### Stated goal:
What lines of the data hold the string "Leave"? Pull each one out.

### Supplied material:
..........
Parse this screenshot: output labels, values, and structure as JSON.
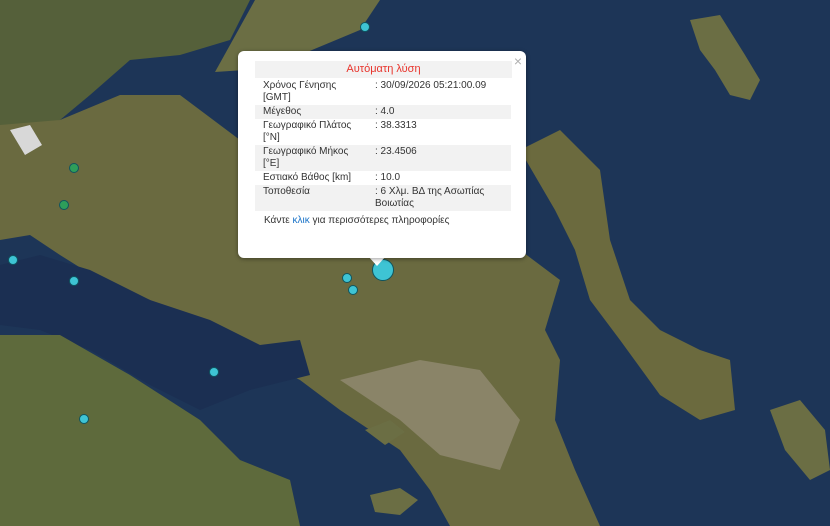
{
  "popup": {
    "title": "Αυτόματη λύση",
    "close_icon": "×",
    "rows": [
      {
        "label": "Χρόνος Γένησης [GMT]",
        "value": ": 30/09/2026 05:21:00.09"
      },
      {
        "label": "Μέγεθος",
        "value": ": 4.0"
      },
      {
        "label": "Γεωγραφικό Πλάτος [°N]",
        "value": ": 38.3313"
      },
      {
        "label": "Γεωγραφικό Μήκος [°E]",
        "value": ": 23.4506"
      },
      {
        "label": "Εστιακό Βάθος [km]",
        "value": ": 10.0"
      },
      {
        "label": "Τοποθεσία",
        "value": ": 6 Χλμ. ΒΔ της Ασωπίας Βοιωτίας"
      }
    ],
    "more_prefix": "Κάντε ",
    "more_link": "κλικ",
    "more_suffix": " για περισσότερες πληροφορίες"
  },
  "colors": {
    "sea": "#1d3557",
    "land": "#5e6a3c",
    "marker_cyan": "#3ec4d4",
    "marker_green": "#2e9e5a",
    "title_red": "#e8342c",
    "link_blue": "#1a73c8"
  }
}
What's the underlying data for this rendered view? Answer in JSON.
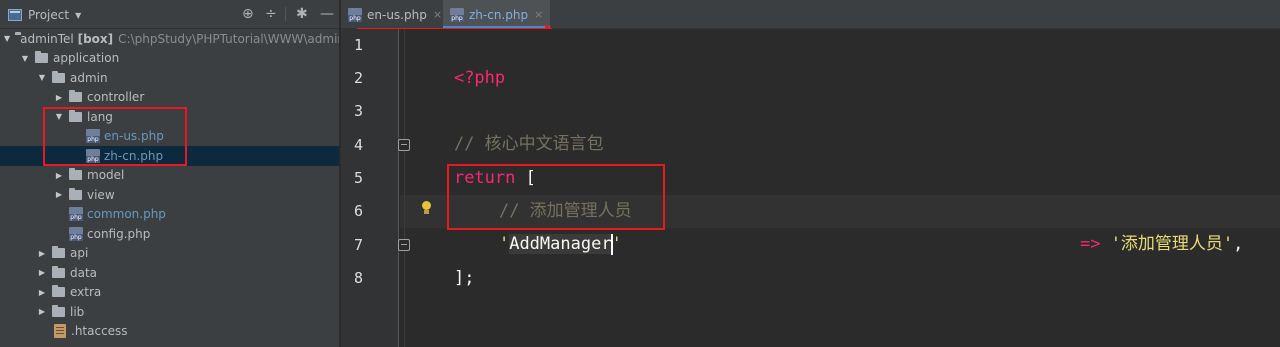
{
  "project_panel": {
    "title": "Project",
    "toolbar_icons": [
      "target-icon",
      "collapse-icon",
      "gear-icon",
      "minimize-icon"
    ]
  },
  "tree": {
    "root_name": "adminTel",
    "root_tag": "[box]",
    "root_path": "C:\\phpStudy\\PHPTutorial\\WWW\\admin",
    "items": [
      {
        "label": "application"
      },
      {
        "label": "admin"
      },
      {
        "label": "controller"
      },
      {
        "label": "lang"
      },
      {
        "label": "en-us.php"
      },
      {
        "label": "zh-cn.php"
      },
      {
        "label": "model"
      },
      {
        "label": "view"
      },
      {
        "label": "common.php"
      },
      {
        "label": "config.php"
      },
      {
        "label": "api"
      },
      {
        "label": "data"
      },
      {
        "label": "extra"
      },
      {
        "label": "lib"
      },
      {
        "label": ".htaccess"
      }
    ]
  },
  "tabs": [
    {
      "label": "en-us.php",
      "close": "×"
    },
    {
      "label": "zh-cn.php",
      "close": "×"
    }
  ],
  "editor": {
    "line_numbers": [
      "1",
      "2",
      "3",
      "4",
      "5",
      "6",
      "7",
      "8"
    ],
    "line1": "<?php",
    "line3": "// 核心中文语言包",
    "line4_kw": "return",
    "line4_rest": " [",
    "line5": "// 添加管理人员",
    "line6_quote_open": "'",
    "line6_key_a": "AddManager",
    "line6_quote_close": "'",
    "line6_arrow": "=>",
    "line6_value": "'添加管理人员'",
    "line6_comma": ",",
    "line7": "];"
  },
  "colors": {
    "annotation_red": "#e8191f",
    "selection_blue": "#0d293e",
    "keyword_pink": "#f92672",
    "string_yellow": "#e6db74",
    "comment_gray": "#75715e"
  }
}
..........
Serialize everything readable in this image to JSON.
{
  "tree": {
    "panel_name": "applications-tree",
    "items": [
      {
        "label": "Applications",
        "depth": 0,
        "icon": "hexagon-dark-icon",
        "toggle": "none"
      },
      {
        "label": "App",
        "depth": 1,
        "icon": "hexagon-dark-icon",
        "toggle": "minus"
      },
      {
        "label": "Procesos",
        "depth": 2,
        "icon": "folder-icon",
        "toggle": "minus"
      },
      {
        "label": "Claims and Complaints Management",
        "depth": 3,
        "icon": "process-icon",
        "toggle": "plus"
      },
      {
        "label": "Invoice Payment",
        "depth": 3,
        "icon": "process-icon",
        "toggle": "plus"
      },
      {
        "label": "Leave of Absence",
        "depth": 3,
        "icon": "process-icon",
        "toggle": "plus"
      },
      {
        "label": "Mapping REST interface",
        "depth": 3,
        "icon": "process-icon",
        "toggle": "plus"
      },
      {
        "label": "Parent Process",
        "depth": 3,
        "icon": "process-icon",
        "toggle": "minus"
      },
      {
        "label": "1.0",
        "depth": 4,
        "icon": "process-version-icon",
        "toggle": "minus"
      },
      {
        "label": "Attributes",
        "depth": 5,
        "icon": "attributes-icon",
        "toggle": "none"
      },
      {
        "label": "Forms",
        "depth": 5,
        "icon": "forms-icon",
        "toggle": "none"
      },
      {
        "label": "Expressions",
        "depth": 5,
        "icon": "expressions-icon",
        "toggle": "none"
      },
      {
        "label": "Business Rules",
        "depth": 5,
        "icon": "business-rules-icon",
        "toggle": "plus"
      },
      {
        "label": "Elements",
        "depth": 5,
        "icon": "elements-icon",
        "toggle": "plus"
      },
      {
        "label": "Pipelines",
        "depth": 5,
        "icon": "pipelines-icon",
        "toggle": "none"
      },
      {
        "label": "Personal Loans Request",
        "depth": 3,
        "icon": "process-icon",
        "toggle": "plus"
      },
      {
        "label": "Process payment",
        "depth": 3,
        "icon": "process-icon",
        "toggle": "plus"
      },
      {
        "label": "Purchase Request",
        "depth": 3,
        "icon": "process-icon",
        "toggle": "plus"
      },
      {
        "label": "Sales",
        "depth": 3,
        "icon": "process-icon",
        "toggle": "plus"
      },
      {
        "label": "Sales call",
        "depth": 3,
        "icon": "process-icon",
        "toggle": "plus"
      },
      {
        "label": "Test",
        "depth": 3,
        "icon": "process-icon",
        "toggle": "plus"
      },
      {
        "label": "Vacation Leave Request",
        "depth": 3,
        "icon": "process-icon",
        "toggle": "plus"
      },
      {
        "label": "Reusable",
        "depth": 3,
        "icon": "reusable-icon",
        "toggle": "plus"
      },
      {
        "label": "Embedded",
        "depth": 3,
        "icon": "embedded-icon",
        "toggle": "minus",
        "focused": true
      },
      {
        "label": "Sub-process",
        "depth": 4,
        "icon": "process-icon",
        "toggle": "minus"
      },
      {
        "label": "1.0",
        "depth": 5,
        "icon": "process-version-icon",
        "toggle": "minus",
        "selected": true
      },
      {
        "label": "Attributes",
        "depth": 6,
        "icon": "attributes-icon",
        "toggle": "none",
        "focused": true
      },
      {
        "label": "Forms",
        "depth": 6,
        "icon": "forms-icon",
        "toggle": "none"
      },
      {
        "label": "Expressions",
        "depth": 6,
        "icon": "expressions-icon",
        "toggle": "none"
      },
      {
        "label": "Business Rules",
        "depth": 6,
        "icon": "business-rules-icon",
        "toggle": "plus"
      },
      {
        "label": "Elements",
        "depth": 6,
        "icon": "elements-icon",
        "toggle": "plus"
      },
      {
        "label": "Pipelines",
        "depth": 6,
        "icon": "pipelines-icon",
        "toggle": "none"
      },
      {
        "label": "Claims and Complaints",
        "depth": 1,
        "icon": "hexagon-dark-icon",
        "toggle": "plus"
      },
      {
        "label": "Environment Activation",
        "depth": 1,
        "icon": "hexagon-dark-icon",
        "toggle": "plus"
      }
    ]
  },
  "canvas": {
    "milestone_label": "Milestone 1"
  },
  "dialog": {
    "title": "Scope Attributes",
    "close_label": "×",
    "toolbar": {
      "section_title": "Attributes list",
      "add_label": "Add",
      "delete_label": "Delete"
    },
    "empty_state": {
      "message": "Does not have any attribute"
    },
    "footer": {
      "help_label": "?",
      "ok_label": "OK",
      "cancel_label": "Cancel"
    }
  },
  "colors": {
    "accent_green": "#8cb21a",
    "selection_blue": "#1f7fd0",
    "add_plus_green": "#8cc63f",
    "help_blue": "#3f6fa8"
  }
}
..........
### Exercise output:
        "label": "Leave of Absence",
        "label": "Vacation Leave Request",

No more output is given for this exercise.